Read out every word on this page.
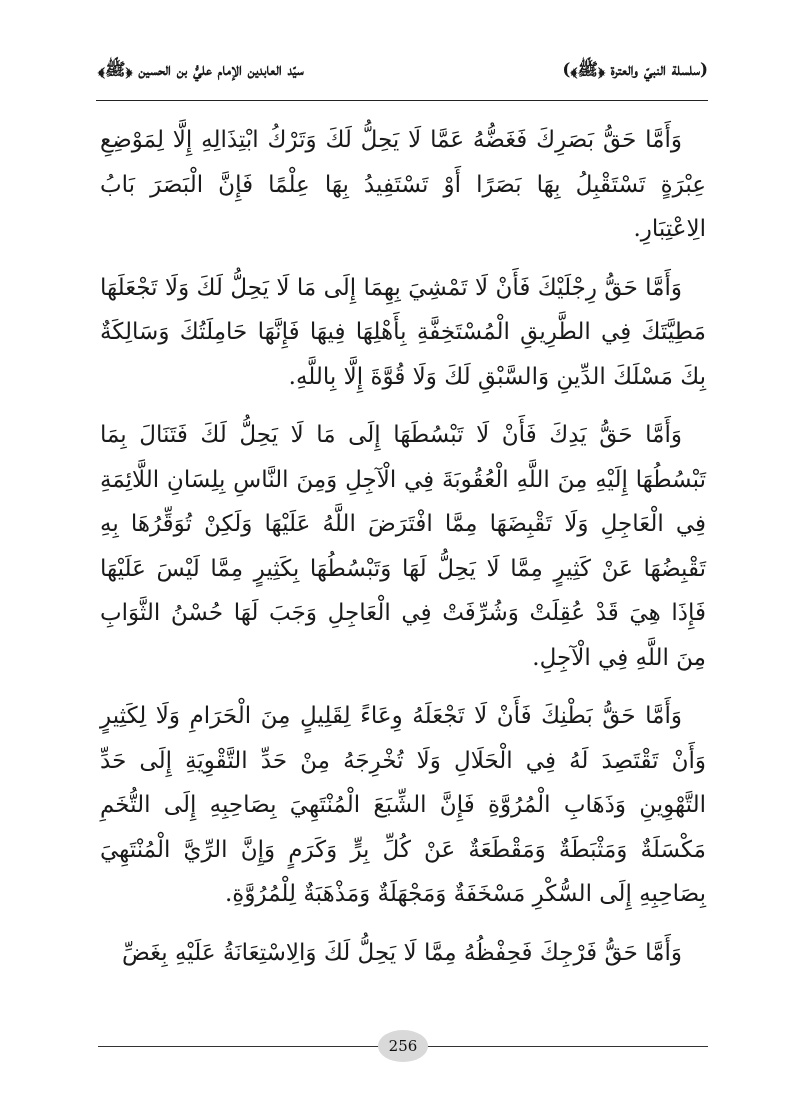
(سلسلة النبيّ والعترة ﴿ﷺ﴾)
سيّد العابدين الإمام عليُّ بن الحسين ﴿ﷺ﴾

وَأَمَّا حَقُّ بَصَرِكَ فَغَضُّهُ عَمَّا لَا يَحِلُّ لَكَ وَتَرْكُ ابْتِذَالِهِ إِلَّا لِمَوْضِعِ عِبْرَةٍ تَسْتَقْبِلُ بِهَا بَصَرًا أَوْ تَسْتَفِيدُ بِهَا عِلْمًا فَإِنَّ الْبَصَرَ بَابُ الِاعْتِبَارِ.

وَأَمَّا حَقُّ رِجْلَيْكَ فَأَنْ لَا تَمْشِيَ بِهِمَا إِلَى مَا لَا يَحِلُّ لَكَ وَلَا تَجْعَلَهَا مَطِيَّتَكَ فِي الطَّرِيقِ الْمُسْتَخِفَّةِ بِأَهْلِهَا فِيهَا فَإِنَّهَا حَامِلَتُكَ وَسَالِكَةٌ بِكَ مَسْلَكَ الدِّينِ وَالسَّبْقِ لَكَ وَلَا قُوَّةَ إِلَّا بِاللَّهِ.

وَأَمَّا حَقُّ يَدِكَ فَأَنْ لَا تَبْسُطَهَا إِلَى مَا لَا يَحِلُّ لَكَ فَتَنَالَ بِمَا تَبْسُطُهَا إِلَيْهِ مِنَ اللَّهِ الْعُقُوبَةَ فِي الْآجِلِ وَمِنَ النَّاسِ بِلِسَانِ اللَّائِمَةِ فِي الْعَاجِلِ وَلَا تَقْبِضَهَا مِمَّا افْتَرَضَ اللَّهُ عَلَيْهَا وَلَكِنْ تُوَقِّرُهَا بِهِ تَقْبِضُهَا عَنْ كَثِيرٍ مِمَّا لَا يَحِلُّ لَهَا وَتَبْسُطُهَا بِكَثِيرٍ مِمَّا لَيْسَ عَلَيْهَا فَإِذَا هِيَ قَدْ عُقِلَتْ وَشُرِّفَتْ فِي الْعَاجِلِ وَجَبَ لَهَا حُسْنُ الثَّوَابِ مِنَ اللَّهِ فِي الْآجِلِ.

وَأَمَّا حَقُّ بَطْنِكَ فَأَنْ لَا تَجْعَلَهُ وِعَاءً لِقَلِيلٍ مِنَ الْحَرَامِ وَلَا لِكَثِيرٍ وَأَنْ تَقْتَصِدَ لَهُ فِي الْحَلَالِ وَلَا تُخْرِجَهُ مِنْ حَدِّ التَّقْوِيَةِ إِلَى حَدِّ التَّهْوِينِ وَذَهَابِ الْمُرُوَّةِ فَإِنَّ الشِّبَعَ الْمُنْتَهِيَ بِصَاحِبِهِ إِلَى التُّخَمِ مَكْسَلَةٌ وَمَثْبَطَةٌ وَمَقْطَعَةٌ عَنْ كُلِّ بِرٍّ وَكَرَمٍ وَإِنَّ الرِّيَّ الْمُنْتَهِيَ بِصَاحِبِهِ إِلَى السُّكْرِ مَسْخَفَةٌ وَمَجْهَلَةٌ وَمَذْهَبَةٌ لِلْمُرُوَّةِ.

وَأَمَّا حَقُّ فَرْجِكَ فَحِفْظُهُ مِمَّا لَا يَحِلُّ لَكَ وَالِاسْتِعَانَةُ عَلَيْهِ بِغَضِّ

256
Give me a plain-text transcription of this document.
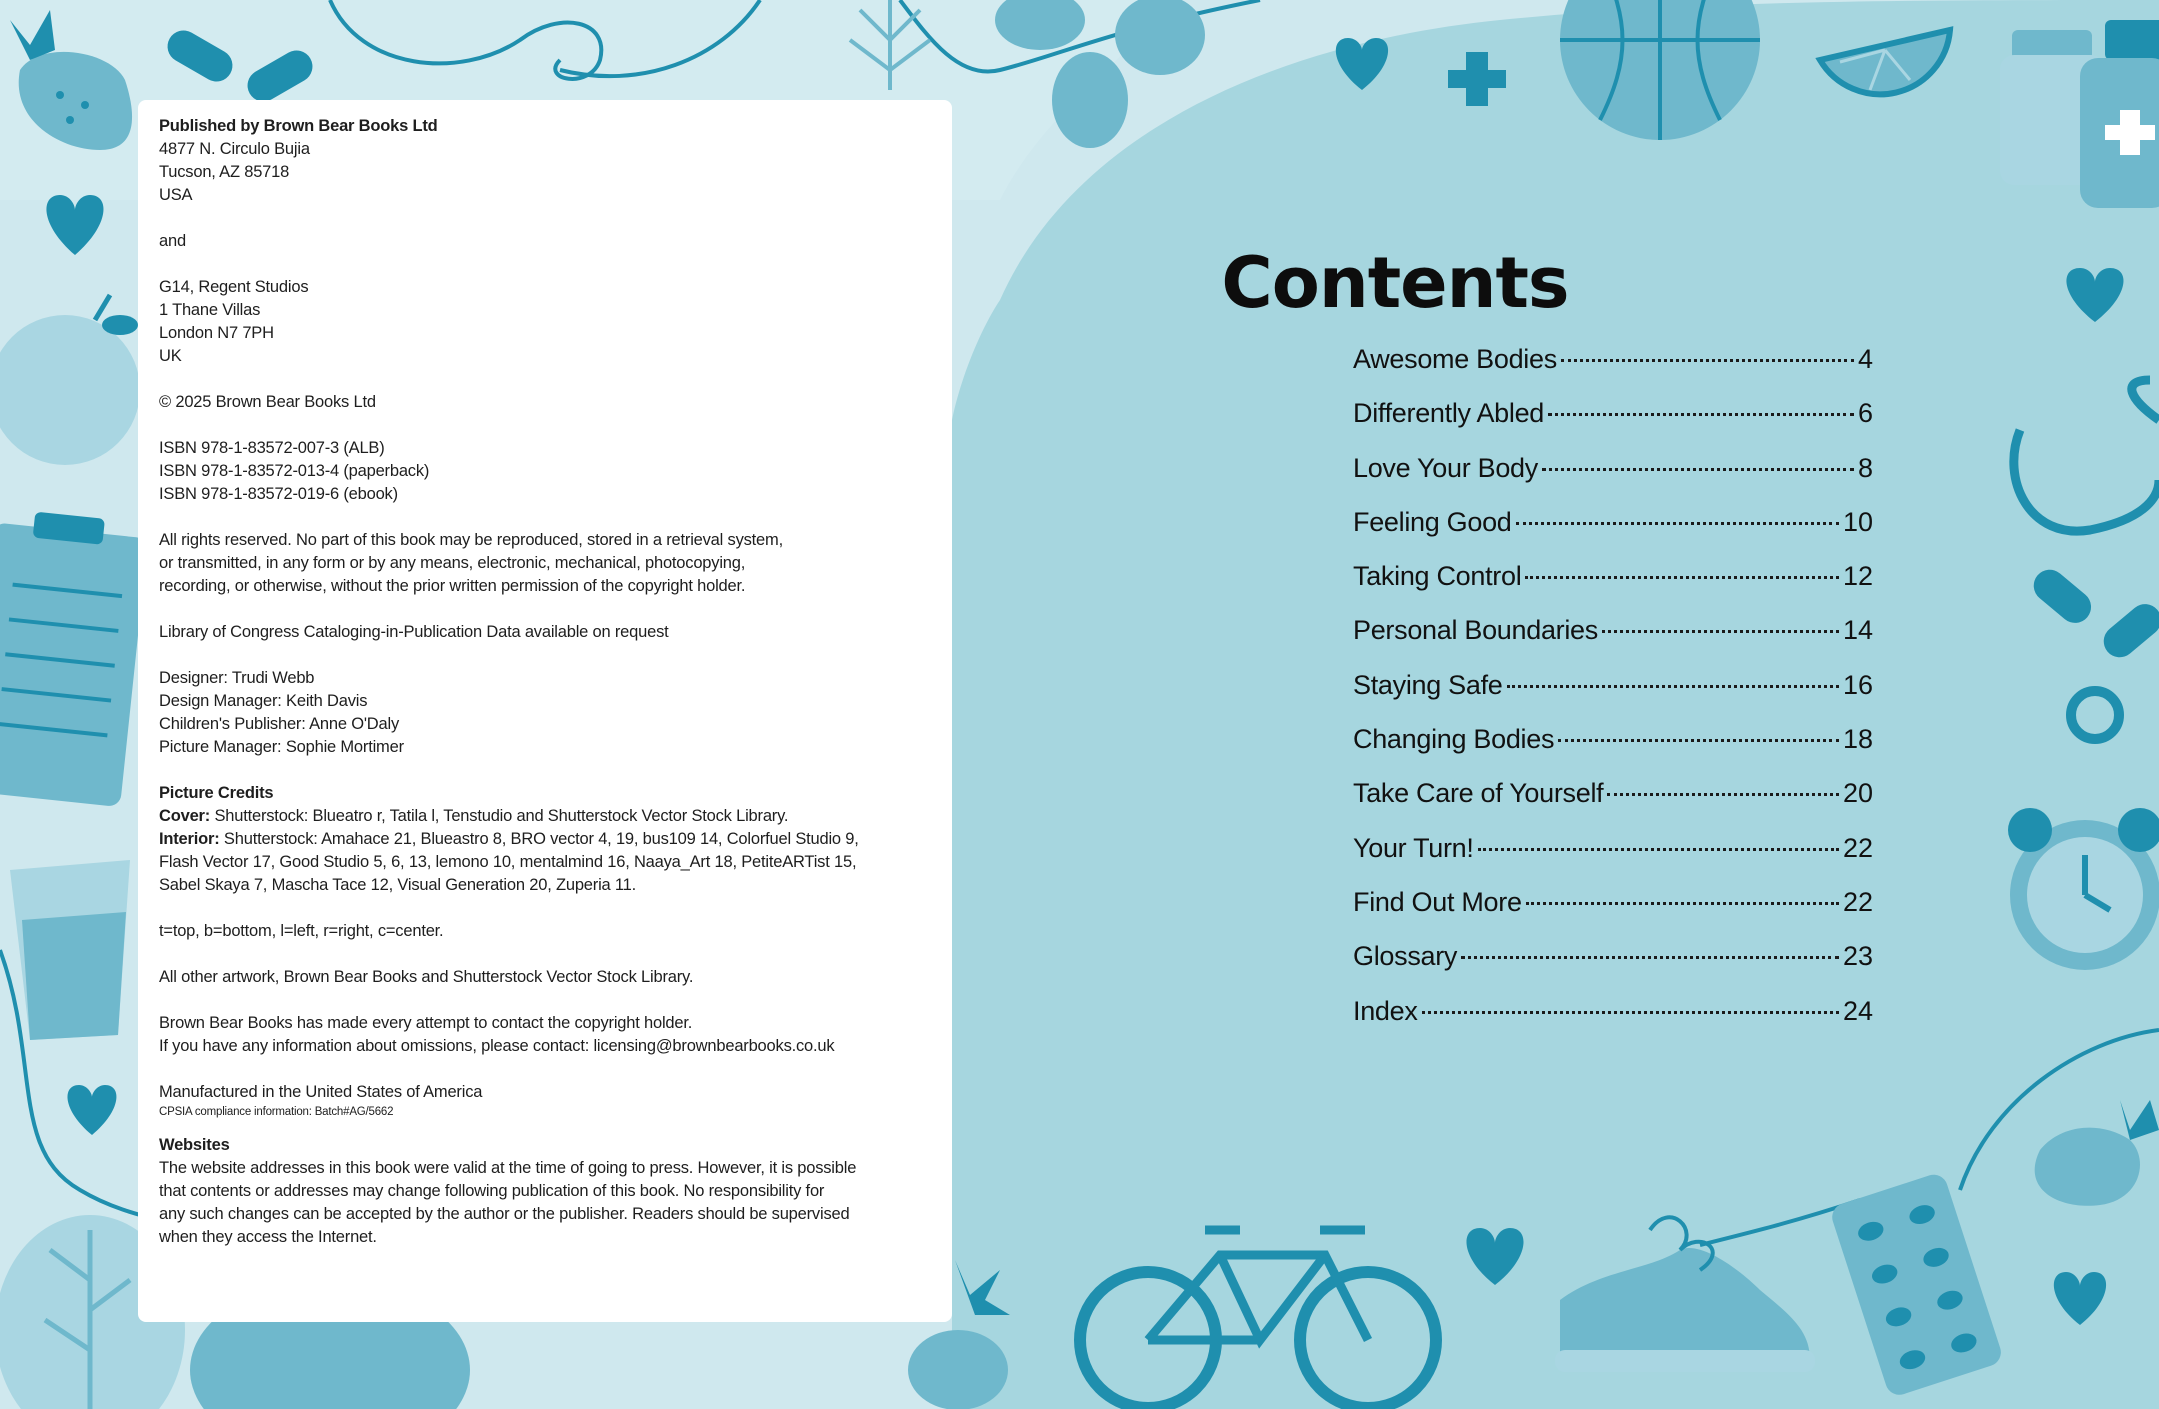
Published by Brown Bear Books Ltd
4877 N. Circulo Bujia
Tucson, AZ 85718
USA
and
G14, Regent Studios
1 Thane Villas
London N7 7PH
UK
© 2025 Brown Bear Books Ltd
ISBN 978-1-83572-007-3 (ALB)
ISBN 978-1-83572-013-4 (paperback)
ISBN 978-1-83572-019-6 (ebook)
All rights reserved. No part of this book may be reproduced, stored in a retrieval system,
or transmitted, in any form or by any means, electronic, mechanical, photocopying,
recording, or otherwise, without the prior written permission of the copyright holder.
Library of Congress Cataloging-in-Publication Data available on request
Designer: Trudi Webb
Design Manager: Keith Davis
Children's Publisher: Anne O'Daly
Picture Manager: Sophie Mortimer
Picture Credits
Cover: Shutterstock: Blueatro r, Tatila l, Tenstudio and Shutterstock Vector Stock Library.
Interior: Shutterstock: Amahace 21, Blueastro 8, BRO vector 4, 19, bus109 14, Colorfuel Studio 9,
Flash Vector 17, Good Studio 5, 6, 13, lemono 10, mentalmind 16, Naaya_Art 18, PetiteARTist 15,
Sabel Skaya 7, Mascha Tace 12, Visual Generation 20, Zuperia 11.
t=top, b=bottom, l=left, r=right, c=center.
All other artwork, Brown Bear Books and Shutterstock Vector Stock Library.
Brown Bear Books has made every attempt to contact the copyright holder.
If you have any information about omissions, please contact: licensing@brownbearbooks.co.uk
Manufactured in the United States of America
CPSIA compliance information: Batch#AG/5662
Websites
The website addresses in this book were valid at the time of going to press. However, it is possible
that contents or addresses may change following publication of this book. No responsibility for
any such changes can be accepted by the author or the publisher. Readers should be supervised
when they access the Internet.
Contents
Awesome Bodies	4
Differently Abled	6
Love Your Body	8
Feeling Good	10
Taking Control	12
Personal Boundaries	14
Staying Safe	16
Changing Bodies	18
Take Care of Yourself	20
Your Turn!	22
Find Out More	22
Glossary	23
Index	24
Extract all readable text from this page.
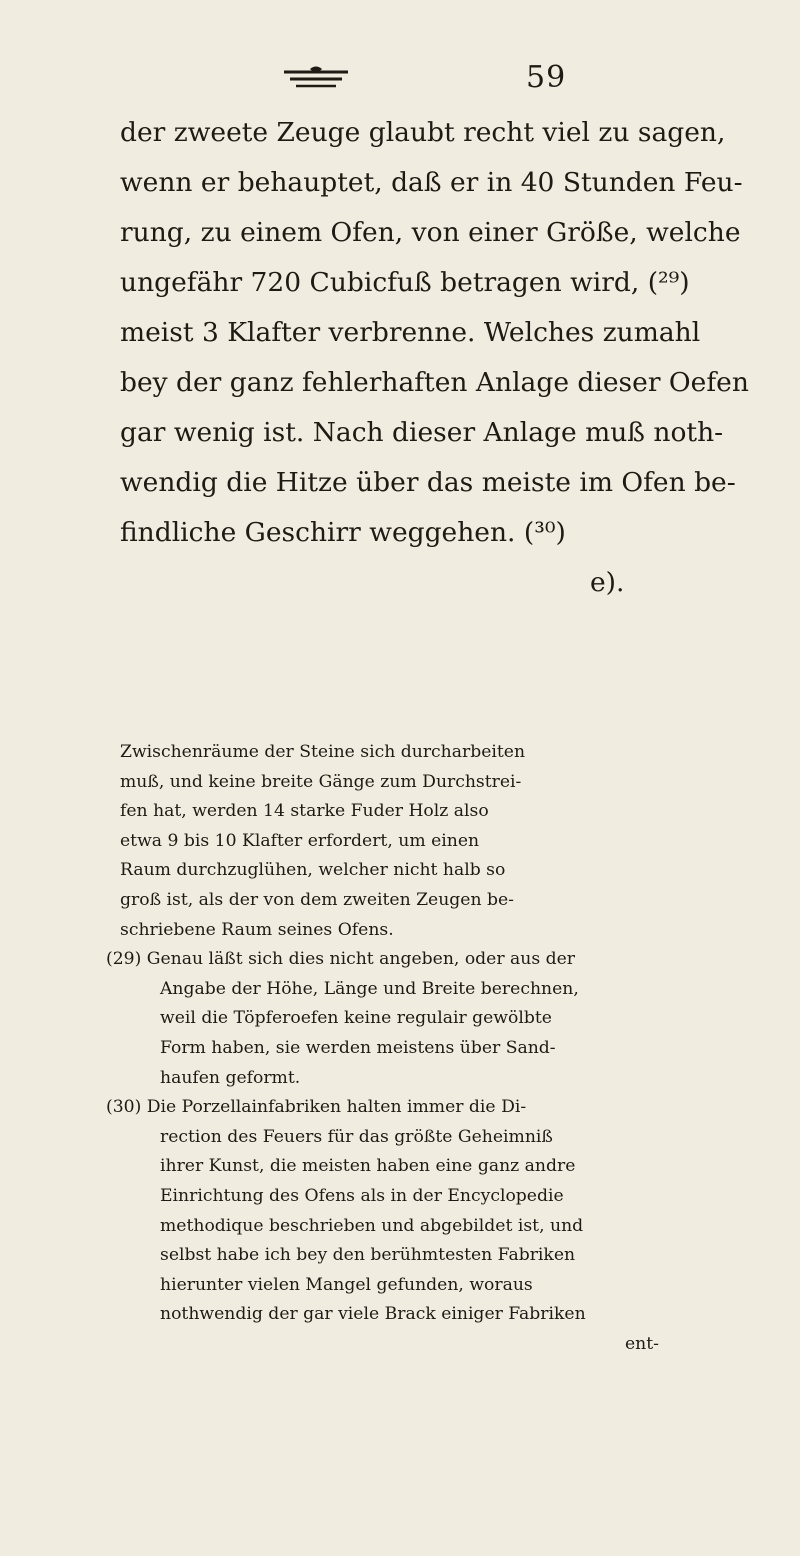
59
der zweete Zeuge glaubt recht viel zu sagen,
wenn er behauptet, daß er in 40 Stunden Feu-
rung, zu einem Ofen, von einer Größe, welche
ungefähr 720 Cubicfuß betragen wird, (²⁹)
meist 3 Klafter verbrenne. Welches zumahl
bey der ganz fehlerhaften Anlage dieser Oefen
gar wenig ist. Nach dieser Anlage muß noth-
wendig die Hitze über das meiste im Ofen be-
findliche Geschirr weggehen. (³⁰)
e).
Zwischenräume der Steine sich durcharbeiten
muß, und keine breite Gänge zum Durchstrei-
fen hat, werden 14 starke Fuder Holz also
etwa 9 bis 10 Klafter erfordert, um einen
Raum durchzuglühen, welcher nicht halb so
groß ist, als der von dem zweiten Zeugen be-
schriebene Raum seines Ofens.
(29) Genau läßt sich dies nicht angeben, oder aus der
Angabe der Höhe, Länge und Breite berechnen,
weil die Töpferoefen keine regulair gewölbte
Form haben, sie werden meistens über Sand-
haufen geformt.
(30) Die Porzellainfabriken halten immer die Di-
rection des Feuers für das größte Geheimniß
ihrer Kunst, die meisten haben eine ganz andre
Einrichtung des Ofens als in der Encyclopedie
methodique beschrieben und abgebildet ist, und
selbst habe ich bey den berühmtesten Fabriken
hierunter vielen Mangel gefunden, woraus
nothwendig der gar viele Brack einiger Fabriken
ent-
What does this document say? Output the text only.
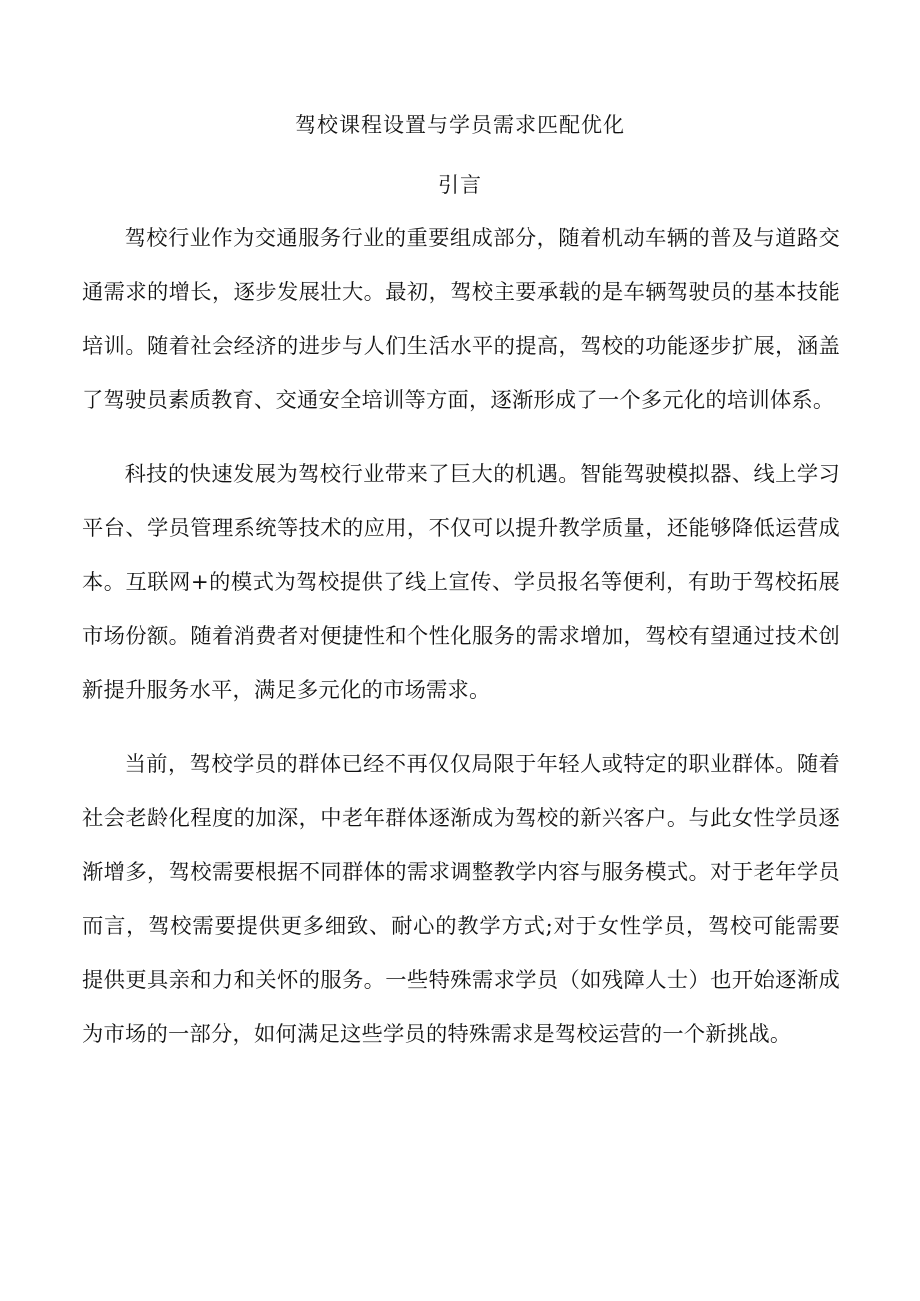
驾校课程设置与学员需求匹配优化
引言

驾校行业作为交通服务行业的重要组成部分，随着机动车辆的普及与道路交通需求的增长，逐步发展壮大。最初，驾校主要承载的是车辆驾驶员的基本技能培训。随着社会经济的进步与人们生活水平的提高，驾校的功能逐步扩展，涵盖了驾驶员素质教育、交通安全培训等方面，逐渐形成了一个多元化的培训体系。

科技的快速发展为驾校行业带来了巨大的机遇。智能驾驶模拟器、线上学习平台、学员管理系统等技术的应用，不仅可以提升教学质量，还能够降低运营成本。互联网+的模式为驾校提供了线上宣传、学员报名等便利，有助于驾校拓展市场份额。随着消费者对便捷性和个性化服务的需求增加，驾校有望通过技术创新提升服务水平，满足多元化的市场需求。

当前，驾校学员的群体已经不再仅仅局限于年轻人或特定的职业群体。随着社会老龄化程度的加深，中老年群体逐渐成为驾校的新兴客户。与此女性学员逐渐增多，驾校需要根据不同群体的需求调整教学内容与服务模式。对于老年学员而言，驾校需要提供更多细致、耐心的教学方式;对于女性学员，驾校可能需要提供更具亲和力和关怀的服务。一些特殊需求学员（如残障人士）也开始逐渐成为市场的一部分，如何满足这些学员的特殊需求是驾校运营的一个新挑战。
☆ ☆ ☆ ☆ ☆ ☆ ☆
Identify each line containing the string "Raum" and copy it out.

• **Answer**
Raum durchzuglühen, welcher nicht halb so
schriebene Raum seines Ofens.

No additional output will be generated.